** start **
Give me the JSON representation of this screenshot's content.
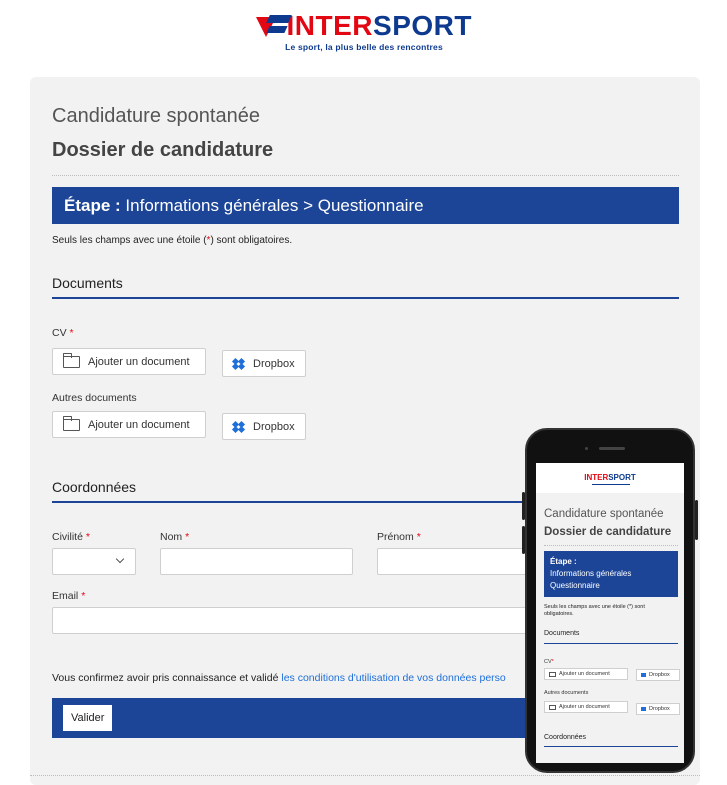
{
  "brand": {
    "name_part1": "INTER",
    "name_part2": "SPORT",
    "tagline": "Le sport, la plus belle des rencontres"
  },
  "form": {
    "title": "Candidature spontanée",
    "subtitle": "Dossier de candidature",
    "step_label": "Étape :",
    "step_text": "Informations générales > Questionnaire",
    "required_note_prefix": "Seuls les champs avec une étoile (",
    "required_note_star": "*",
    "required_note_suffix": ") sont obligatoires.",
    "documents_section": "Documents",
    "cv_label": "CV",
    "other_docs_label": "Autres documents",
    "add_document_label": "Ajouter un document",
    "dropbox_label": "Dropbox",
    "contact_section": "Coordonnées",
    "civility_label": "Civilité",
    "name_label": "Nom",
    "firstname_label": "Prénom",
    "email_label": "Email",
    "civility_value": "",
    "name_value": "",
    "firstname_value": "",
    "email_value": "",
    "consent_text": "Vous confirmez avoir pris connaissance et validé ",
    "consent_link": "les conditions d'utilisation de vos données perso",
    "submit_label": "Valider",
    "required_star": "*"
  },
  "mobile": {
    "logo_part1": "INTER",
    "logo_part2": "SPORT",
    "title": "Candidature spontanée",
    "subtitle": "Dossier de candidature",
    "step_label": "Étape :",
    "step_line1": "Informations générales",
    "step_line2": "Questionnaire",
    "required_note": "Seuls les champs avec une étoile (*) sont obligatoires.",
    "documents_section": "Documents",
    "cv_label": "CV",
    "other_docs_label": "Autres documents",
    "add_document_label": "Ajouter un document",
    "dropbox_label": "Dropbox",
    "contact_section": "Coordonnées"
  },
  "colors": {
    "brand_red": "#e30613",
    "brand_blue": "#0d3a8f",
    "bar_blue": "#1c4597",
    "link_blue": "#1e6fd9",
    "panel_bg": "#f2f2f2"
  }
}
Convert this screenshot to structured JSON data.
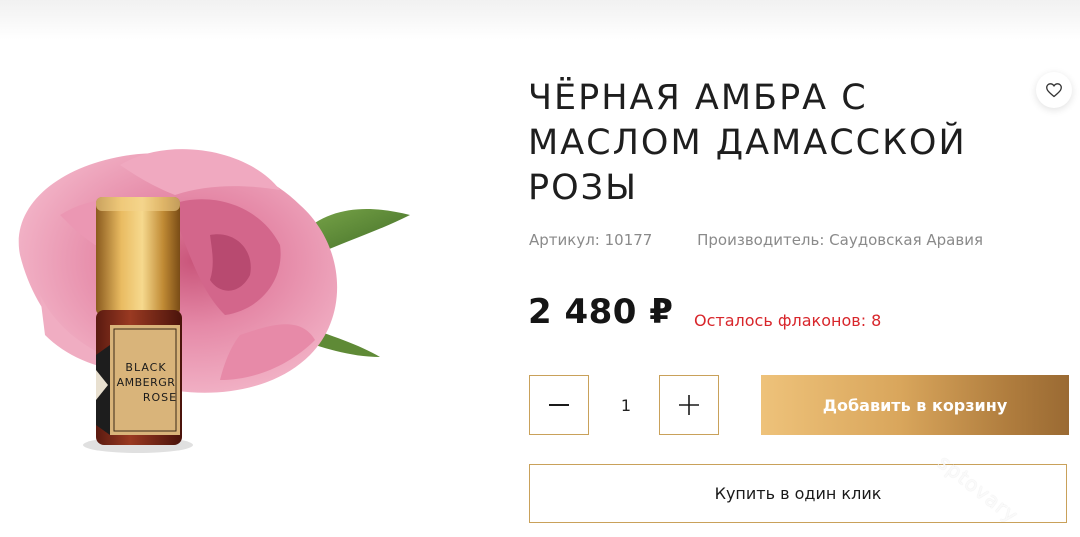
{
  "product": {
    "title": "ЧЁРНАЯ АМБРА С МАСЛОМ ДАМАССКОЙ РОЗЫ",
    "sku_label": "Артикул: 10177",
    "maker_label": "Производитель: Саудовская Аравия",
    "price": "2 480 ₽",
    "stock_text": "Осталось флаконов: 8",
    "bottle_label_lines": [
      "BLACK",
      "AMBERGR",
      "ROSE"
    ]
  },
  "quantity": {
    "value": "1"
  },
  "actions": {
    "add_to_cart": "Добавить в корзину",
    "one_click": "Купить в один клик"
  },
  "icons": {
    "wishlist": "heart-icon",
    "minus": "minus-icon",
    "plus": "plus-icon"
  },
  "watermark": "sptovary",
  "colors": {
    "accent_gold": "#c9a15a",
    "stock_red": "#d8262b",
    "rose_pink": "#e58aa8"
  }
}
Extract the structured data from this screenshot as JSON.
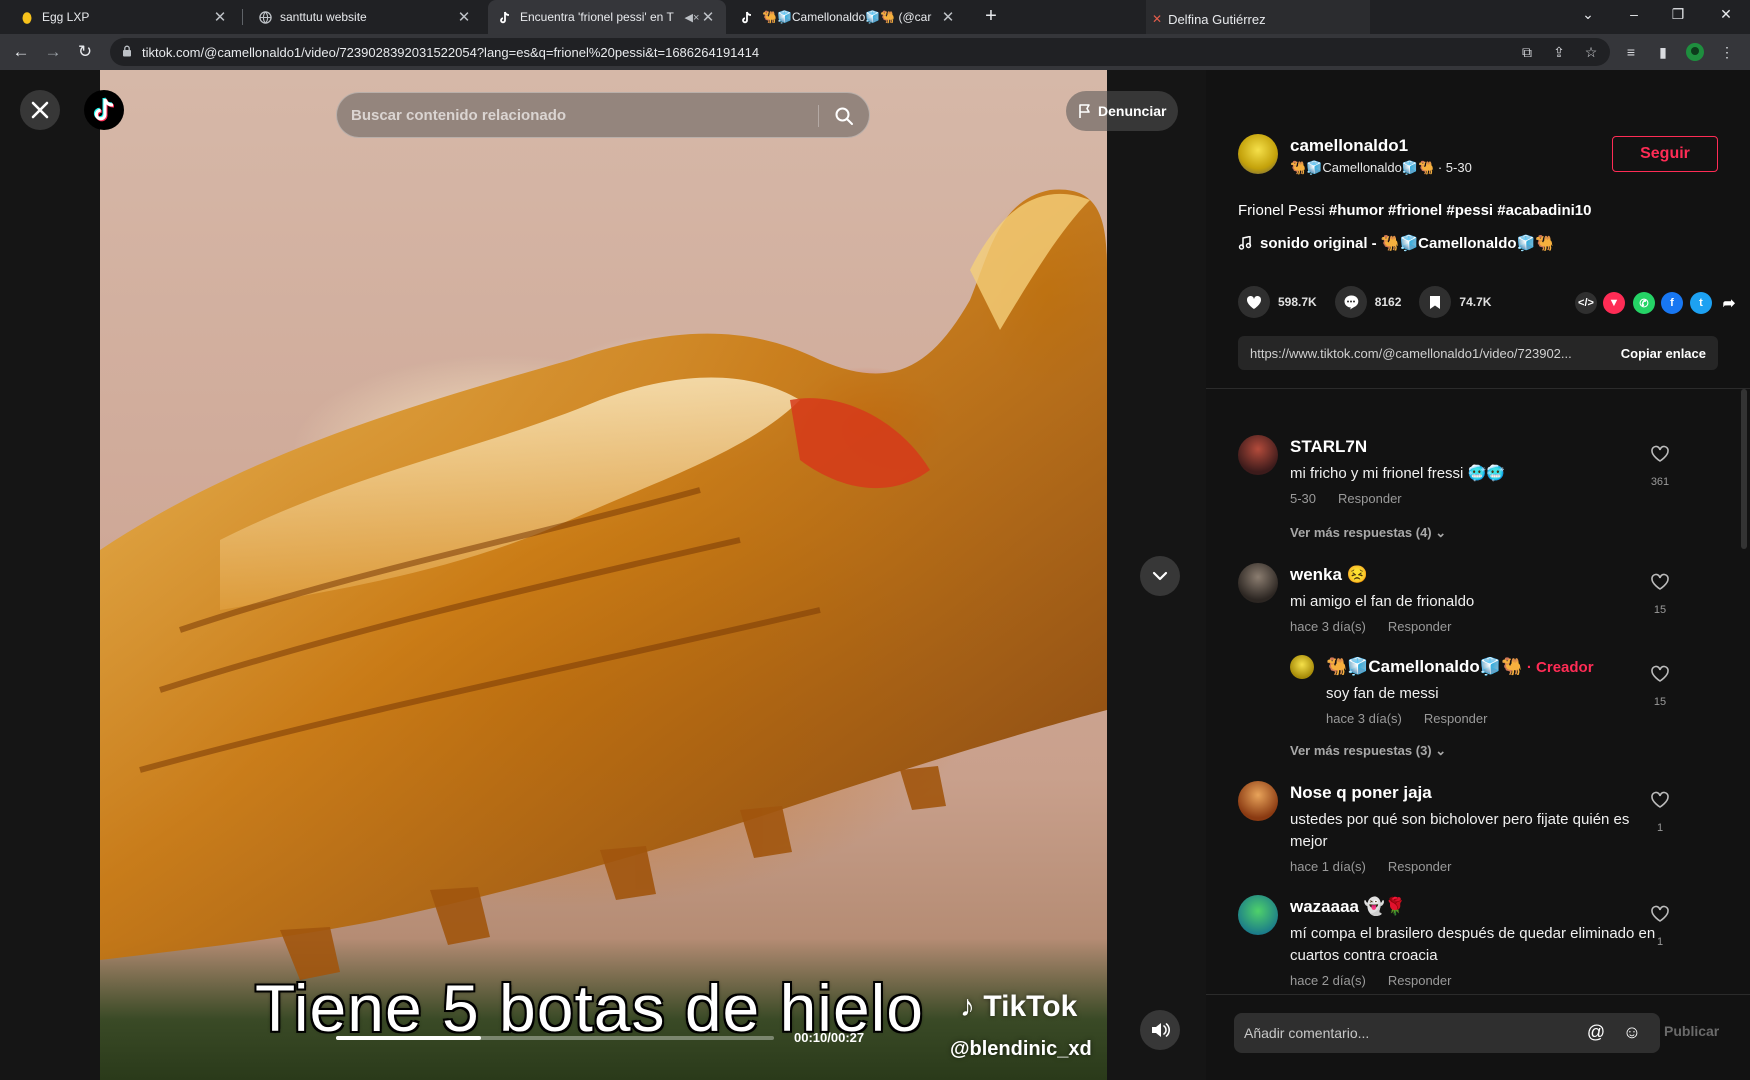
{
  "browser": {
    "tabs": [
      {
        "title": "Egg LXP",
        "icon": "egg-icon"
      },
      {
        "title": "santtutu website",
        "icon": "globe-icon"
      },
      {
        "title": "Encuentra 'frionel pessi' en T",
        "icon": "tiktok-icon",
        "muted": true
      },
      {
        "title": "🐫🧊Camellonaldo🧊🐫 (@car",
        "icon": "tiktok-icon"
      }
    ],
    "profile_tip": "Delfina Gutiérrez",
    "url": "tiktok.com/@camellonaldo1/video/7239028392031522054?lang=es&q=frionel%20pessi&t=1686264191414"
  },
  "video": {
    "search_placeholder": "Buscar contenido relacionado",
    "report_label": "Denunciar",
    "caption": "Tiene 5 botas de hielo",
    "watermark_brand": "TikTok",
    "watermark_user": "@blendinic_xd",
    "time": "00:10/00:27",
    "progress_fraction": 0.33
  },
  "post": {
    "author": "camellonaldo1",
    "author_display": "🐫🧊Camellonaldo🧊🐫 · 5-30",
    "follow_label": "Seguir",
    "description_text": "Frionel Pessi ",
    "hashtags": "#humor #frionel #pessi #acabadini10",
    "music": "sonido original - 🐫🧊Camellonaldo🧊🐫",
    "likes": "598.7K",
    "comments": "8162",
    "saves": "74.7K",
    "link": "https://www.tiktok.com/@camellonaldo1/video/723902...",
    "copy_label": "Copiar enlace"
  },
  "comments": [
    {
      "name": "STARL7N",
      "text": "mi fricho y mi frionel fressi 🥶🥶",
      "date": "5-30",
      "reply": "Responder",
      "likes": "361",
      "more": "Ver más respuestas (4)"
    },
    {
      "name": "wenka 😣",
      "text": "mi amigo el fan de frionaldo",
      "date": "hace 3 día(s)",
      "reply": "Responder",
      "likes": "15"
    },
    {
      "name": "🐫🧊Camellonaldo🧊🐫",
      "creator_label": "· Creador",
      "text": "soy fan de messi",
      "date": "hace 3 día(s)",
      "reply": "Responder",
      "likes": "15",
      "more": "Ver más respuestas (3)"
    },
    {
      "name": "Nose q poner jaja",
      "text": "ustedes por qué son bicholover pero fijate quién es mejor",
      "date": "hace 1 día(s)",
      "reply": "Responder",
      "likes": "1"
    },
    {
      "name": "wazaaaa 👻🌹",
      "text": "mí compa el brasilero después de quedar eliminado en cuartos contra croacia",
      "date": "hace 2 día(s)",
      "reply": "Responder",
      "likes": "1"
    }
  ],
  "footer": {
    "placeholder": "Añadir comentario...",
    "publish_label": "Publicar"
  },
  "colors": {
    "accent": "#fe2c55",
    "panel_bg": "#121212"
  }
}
** end **
WHAT THE EXERCISE ASKS |
Copy each line from the data above that includes "Questionnaire".

PROBLEM SOLUTION |
    "step_text": "Informations générales > Questionnaire",
    "step_line2": "Questionnaire",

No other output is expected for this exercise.